Listing »

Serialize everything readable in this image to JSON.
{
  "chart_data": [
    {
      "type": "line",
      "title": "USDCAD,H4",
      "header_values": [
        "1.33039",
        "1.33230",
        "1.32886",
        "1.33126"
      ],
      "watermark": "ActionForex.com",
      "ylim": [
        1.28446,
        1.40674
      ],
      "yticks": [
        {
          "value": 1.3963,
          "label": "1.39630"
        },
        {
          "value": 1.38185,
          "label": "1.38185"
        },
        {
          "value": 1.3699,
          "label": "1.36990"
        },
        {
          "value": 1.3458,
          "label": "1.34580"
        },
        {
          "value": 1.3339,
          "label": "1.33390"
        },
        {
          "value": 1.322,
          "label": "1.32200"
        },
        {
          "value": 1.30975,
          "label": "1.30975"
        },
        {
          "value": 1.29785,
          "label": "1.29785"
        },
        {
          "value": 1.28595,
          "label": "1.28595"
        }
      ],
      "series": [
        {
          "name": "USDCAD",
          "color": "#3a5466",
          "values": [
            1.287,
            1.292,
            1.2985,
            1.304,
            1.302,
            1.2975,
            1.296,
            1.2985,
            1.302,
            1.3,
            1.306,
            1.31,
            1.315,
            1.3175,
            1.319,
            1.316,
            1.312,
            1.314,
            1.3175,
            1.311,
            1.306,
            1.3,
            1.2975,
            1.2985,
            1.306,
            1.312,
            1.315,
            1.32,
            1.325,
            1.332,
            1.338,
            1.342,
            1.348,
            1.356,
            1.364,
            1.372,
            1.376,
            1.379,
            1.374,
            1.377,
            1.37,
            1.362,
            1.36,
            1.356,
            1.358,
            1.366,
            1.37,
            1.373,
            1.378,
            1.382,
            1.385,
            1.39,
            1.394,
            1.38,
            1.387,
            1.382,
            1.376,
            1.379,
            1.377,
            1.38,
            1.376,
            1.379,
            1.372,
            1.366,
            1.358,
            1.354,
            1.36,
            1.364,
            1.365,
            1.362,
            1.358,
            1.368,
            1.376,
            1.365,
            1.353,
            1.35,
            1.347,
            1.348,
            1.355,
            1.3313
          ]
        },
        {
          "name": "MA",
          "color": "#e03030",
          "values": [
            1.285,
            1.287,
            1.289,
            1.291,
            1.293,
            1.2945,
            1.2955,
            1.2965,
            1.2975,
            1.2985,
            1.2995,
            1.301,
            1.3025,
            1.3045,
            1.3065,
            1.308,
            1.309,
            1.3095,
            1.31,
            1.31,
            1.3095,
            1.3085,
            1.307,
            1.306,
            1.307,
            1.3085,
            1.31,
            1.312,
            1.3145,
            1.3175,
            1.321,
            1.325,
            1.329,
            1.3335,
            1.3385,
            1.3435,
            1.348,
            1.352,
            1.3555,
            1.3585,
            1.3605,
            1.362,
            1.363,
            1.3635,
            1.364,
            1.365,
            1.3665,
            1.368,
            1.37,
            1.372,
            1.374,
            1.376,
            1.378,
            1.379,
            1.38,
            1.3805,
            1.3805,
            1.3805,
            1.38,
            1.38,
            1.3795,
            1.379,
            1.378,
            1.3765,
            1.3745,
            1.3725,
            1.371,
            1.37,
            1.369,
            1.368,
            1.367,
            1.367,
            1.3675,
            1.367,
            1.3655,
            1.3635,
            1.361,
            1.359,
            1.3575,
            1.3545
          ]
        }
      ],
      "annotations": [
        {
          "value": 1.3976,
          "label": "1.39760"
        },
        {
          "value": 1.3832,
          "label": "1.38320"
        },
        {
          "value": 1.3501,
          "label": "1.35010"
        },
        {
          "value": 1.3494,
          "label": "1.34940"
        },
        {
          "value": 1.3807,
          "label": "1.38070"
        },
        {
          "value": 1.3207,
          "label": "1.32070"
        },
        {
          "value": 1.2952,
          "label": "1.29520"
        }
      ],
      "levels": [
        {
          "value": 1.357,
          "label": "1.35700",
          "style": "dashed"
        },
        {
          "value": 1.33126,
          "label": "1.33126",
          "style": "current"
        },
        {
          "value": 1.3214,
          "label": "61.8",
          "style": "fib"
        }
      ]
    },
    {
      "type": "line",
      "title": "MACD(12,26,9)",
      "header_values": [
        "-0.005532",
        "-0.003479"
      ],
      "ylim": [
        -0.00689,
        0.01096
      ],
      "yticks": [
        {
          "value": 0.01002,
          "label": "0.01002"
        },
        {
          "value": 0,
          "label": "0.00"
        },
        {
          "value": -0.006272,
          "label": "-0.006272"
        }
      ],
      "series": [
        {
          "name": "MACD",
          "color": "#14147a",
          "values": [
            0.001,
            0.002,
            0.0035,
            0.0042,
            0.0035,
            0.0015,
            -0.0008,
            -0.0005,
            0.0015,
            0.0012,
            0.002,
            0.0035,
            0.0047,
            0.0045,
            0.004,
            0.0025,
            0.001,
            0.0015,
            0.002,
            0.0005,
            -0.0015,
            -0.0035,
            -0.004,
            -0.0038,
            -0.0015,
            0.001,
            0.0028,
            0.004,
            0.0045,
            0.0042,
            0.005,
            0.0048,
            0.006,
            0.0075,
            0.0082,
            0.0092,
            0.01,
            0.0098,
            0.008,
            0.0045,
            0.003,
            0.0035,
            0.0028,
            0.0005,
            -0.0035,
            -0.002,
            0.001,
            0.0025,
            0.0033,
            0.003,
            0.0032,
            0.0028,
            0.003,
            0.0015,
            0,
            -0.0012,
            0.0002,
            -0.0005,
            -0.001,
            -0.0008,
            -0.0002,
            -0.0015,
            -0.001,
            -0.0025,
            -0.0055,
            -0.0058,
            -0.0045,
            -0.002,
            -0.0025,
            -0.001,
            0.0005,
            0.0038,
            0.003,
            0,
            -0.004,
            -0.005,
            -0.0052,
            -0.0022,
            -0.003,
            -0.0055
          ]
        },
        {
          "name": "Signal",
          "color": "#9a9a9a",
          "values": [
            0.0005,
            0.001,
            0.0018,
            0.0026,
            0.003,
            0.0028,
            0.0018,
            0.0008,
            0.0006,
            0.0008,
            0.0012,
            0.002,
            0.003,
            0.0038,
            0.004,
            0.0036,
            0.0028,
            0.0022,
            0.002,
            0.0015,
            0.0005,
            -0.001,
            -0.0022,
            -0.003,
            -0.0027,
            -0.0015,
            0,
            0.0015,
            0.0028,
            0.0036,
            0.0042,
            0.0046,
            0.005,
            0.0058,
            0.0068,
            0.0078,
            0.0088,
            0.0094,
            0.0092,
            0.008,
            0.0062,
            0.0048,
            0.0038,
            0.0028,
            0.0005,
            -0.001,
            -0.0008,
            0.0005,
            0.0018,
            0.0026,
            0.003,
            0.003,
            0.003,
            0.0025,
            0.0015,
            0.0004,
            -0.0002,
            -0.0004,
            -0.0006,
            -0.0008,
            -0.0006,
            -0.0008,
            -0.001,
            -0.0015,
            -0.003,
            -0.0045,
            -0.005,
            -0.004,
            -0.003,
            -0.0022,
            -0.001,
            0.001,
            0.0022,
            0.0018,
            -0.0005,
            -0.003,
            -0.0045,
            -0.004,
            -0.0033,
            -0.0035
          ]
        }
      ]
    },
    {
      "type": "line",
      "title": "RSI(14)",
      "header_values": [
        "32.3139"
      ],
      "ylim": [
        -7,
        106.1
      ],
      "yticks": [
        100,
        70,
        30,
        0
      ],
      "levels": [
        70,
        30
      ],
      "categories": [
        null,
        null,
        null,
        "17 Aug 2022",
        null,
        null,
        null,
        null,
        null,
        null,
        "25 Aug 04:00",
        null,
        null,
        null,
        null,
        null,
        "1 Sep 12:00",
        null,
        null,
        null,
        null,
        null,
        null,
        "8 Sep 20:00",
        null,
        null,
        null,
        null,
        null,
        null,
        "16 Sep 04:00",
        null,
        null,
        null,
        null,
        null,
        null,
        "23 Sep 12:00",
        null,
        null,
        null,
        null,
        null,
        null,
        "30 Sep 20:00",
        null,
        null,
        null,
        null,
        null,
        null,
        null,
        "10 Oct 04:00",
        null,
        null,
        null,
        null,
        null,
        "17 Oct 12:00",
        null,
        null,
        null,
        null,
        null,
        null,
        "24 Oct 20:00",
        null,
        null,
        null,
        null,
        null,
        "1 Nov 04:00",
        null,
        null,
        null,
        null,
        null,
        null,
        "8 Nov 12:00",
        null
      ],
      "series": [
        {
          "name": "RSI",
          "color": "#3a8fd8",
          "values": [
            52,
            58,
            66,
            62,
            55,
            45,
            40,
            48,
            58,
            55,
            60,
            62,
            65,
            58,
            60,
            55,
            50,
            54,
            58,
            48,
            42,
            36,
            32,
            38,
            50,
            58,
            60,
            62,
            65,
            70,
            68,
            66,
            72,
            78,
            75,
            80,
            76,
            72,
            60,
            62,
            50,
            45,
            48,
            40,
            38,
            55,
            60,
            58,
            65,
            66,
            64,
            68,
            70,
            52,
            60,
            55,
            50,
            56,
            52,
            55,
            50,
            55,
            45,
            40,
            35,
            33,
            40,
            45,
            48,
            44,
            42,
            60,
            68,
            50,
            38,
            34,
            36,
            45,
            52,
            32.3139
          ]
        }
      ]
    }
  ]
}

Directions »
Scan the material above for the string "title" and report each line where you find it.

Written answer »
      "title": "USDCAD,H4",
      "title": "MACD(12,26,9)",
      "title": "RSI(14)",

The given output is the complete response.